**Gestellte Aufgabe A:**
Gib die Zeilen der Auflistung vom Anfang bis einschließlich der Zeile mit „x-tick-label: E.13 xyxy=(451,517,480,533)“ als nummerierte Liste wieder. Lass dabei Leerzeilen weg.
● ● ● ● ● ● ●
Nato-Generalsekretär Jens Stoltenberg ist einer der wichtigsten Architekten der Bündniserweiterung. Bei seinem jüngsten Besuch in Kiew äußerte er sich so: "Die Ukraine wird Mitglied der Nato werden. Die Arbeit, die wir jetzt leisten, bringt Sie auf einen unumkehrbaren Weg zur Nato-Mitgliedschaft, sodass die Ukraine, wenn die Zeit reif ist, sofort Mitglied der Nato werden kann".

Befugnisse an Nato übertragen

Zusätzlich zu diesem bilateralen Abkommen mit der Ukraine hat die Biden-Regierung auch beschlossen, der Nato Befugnisse zu übertragen, nachdem die Verteidigungsminister im Juni einen Vorschlag abgeschlossen hatten, der dem Bündnis mehr Kontrolle über die Sicherheitshilfe für das ukrainische Militär geben soll.

Laut Ivo Daalder, dem ehemaligen US-Botschafter bei der Nato, ist dies ein Versuch, die Unterstützung für die Ukraine "Trump-sicher" zu machen. Da die Mission von der Nato finanziert und kontrolliert wird, soll sie auch dann funktionieren, wenn Präsident Trump im Herbst die Wahlen gewinnt.
● ● ● ● ● ● ●
**Gestellte Aufgabe B:**
Entnimm dem Abschnitt über die Nato und die Ukraine wortgetreu die Stelle von „Laut Ivo Daalder, dem“ bis „die Wahlen gewinnt.“.
● ● ● ● ● ● ●
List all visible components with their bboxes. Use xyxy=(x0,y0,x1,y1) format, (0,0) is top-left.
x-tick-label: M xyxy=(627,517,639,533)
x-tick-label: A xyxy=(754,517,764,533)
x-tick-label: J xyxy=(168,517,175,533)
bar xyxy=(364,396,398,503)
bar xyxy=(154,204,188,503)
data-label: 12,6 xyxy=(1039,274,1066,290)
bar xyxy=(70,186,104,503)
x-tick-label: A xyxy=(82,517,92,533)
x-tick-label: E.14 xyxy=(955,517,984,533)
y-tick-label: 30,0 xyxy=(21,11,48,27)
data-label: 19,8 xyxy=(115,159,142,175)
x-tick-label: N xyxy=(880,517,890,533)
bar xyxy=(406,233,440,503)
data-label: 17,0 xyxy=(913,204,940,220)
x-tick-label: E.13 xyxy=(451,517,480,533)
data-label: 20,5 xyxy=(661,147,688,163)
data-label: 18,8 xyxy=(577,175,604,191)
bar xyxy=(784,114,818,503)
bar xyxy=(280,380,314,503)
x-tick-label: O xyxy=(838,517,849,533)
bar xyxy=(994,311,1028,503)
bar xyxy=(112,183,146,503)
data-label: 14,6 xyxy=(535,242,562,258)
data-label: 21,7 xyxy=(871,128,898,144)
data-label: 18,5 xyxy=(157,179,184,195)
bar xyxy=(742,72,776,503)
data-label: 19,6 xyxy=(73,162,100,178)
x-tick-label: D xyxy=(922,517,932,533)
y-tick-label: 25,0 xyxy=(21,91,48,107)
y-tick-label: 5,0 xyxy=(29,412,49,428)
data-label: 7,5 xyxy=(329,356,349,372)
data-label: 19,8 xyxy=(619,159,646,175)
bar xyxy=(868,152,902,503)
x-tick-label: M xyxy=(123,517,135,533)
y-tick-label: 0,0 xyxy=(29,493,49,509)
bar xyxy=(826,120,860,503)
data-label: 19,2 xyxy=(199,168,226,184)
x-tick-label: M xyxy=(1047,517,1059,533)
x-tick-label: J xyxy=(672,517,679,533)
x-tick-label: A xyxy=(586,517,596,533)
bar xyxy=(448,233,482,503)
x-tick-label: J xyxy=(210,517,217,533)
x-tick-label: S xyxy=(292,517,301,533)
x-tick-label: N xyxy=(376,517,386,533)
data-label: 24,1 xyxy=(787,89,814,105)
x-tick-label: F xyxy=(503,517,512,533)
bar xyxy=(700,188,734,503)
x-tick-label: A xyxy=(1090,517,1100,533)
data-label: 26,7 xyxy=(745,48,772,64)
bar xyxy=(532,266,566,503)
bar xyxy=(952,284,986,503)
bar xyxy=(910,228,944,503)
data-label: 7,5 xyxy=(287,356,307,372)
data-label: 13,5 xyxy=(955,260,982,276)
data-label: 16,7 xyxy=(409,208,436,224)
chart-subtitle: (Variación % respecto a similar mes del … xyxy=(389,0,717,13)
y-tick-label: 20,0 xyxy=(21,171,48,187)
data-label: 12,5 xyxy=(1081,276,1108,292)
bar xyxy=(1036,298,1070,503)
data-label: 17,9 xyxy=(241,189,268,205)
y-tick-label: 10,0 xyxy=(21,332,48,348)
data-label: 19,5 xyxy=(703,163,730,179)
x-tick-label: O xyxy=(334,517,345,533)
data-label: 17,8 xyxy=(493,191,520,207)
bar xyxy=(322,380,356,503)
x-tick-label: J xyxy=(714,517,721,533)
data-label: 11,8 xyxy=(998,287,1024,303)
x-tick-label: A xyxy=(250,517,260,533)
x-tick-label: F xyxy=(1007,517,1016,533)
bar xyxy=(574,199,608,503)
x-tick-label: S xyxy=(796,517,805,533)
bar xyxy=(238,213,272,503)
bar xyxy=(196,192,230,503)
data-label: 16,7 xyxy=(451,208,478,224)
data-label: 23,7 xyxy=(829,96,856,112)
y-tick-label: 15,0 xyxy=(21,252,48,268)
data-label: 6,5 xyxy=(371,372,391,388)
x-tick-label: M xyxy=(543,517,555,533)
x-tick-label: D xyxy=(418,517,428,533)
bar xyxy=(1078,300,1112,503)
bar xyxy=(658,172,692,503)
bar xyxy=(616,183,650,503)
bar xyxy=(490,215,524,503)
● ● ● ● ● ● ●
**Ergebnis der Übung A:**
1. List all visible components with their bboxes. Use xyxy=(x0,y0,x1,y1) format, (0,0) is top-left.
2. x-tick-label: M xyxy=(627,517,639,533)
3. x-tick-label: A xyxy=(754,517,764,533)
4. x-tick-label: J xyxy=(168,517,175,533)
5. bar xyxy=(364,396,398,503)
6. bar xyxy=(154,204,188,503)
7. data-label: 12,6 xyxy=(1039,274,1066,290)
8. bar xyxy=(70,186,104,503)
9. x-tick-label: A xyxy=(82,517,92,533)
10. x-tick-label: E.14 xyxy=(955,517,984,533)
11. y-tick-label: 30,0 xyxy=(21,11,48,27)
12. data-label: 19,8 xyxy=(115,159,142,175)
13. x-tick-label: N xyxy=(880,517,890,533)
14. bar xyxy=(406,233,440,503)
15. data-label: 17,0 xyxy=(913,204,940,220)
16. x-tick-label: E.13 xyxy=(451,517,480,533)

**Ergebnis der Übung B:**
Laut Ivo Daalder, dem ehemaligen US-Botschafter bei der Nato, ist dies ein Versuch, die Unterstützung für die Ukraine "Trump-sicher" zu machen. Da die Mission von der Nato finanziert und kontrolliert wird, soll sie auch dann funktionieren, wenn Präsident Trump im Herbst die Wahlen gewinnt.